Output all of the records exactly as written.

_Source material:_
— BEGIN —
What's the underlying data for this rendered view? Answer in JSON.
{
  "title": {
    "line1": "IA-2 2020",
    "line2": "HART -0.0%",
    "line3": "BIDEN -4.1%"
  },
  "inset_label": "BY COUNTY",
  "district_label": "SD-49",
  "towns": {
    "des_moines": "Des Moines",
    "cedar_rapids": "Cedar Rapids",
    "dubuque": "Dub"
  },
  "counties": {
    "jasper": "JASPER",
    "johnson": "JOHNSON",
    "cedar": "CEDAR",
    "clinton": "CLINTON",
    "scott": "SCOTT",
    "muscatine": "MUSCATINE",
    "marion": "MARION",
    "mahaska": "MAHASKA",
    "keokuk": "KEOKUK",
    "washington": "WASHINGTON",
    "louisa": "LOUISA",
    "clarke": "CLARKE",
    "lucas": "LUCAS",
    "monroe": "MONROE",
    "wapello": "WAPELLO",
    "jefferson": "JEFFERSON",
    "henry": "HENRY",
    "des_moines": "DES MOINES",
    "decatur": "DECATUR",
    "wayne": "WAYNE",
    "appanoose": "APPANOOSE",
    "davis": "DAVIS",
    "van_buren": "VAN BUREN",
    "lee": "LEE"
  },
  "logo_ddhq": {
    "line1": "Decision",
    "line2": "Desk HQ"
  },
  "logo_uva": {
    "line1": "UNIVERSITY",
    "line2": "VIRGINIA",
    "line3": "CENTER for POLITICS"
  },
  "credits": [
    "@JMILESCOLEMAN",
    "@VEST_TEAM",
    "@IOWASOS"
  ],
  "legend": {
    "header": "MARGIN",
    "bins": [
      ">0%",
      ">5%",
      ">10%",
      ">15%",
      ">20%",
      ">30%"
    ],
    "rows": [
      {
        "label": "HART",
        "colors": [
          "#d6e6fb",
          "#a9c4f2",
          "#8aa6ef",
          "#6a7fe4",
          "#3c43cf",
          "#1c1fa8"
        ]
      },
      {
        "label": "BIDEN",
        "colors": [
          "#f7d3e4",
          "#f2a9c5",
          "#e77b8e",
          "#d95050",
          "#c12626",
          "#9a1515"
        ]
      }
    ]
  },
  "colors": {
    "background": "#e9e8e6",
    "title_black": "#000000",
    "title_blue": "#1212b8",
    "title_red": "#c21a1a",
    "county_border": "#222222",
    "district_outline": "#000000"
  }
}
— END —
_Problem solution:_
What's the underlying data for this rendered view? Answer in JSON.
{
  "title": {
    "line1": "IA-2 2020",
    "line2": "HART -0.0%",
    "line3": "BIDEN -4.1%"
  },
  "inset_label": "BY COUNTY",
  "district_label": "SD-49",
  "towns": {
    "des_moines": "Des Moines",
    "cedar_rapids": "Cedar Rapids",
    "dubuque": "Dub"
  },
  "counties": {
    "jasper": "JASPER",
    "johnson": "JOHNSON",
    "cedar": "CEDAR",
    "clinton": "CLINTON",
    "scott": "SCOTT",
    "muscatine": "MUSCATINE",
    "marion": "MARION",
    "mahaska": "MAHASKA",
    "keokuk": "KEOKUK",
    "washington": "WASHINGTON",
    "louisa": "LOUISA",
    "clarke": "CLARKE",
    "lucas": "LUCAS",
    "monroe": "MONROE",
    "wapello": "WAPELLO",
    "jefferson": "JEFFERSON",
    "henry": "HENRY",
    "des_moines": "DES MOINES",
    "decatur": "DECATUR",
    "wayne": "WAYNE",
    "appanoose": "APPANOOSE",
    "davis": "DAVIS",
    "van_buren": "VAN BUREN",
    "lee": "LEE"
  },
  "logo_ddhq": {
    "line1": "Decision",
    "line2": "Desk HQ"
  },
  "logo_uva": {
    "line1": "UNIVERSITY",
    "line2": "VIRGINIA",
    "line3": "CENTER for POLITICS"
  },
  "credits": [
    "@JMILESCOLEMAN",
    "@VEST_TEAM",
    "@IOWASOS"
  ],
  "legend": {
    "header": "MARGIN",
    "bins": [
      ">0%",
      ">5%",
      ">10%",
      ">15%",
      ">20%",
      ">30%"
    ],
    "rows": [
      {
        "label": "HART",
        "colors": [
          "#d6e6fb",
          "#a9c4f2",
          "#8aa6ef",
          "#6a7fe4",
          "#3c43cf",
          "#1c1fa8"
        ]
      },
      {
        "label": "BIDEN",
        "colors": [
          "#f7d3e4",
          "#f2a9c5",
          "#e77b8e",
          "#d95050",
          "#c12626",
          "#9a1515"
        ]
      }
    ]
  },
  "colors": {
    "background": "#e9e8e6",
    "title_black": "#000000",
    "title_blue": "#1212b8",
    "title_red": "#c21a1a",
    "county_border": "#222222",
    "district_outline": "#000000"
  }
}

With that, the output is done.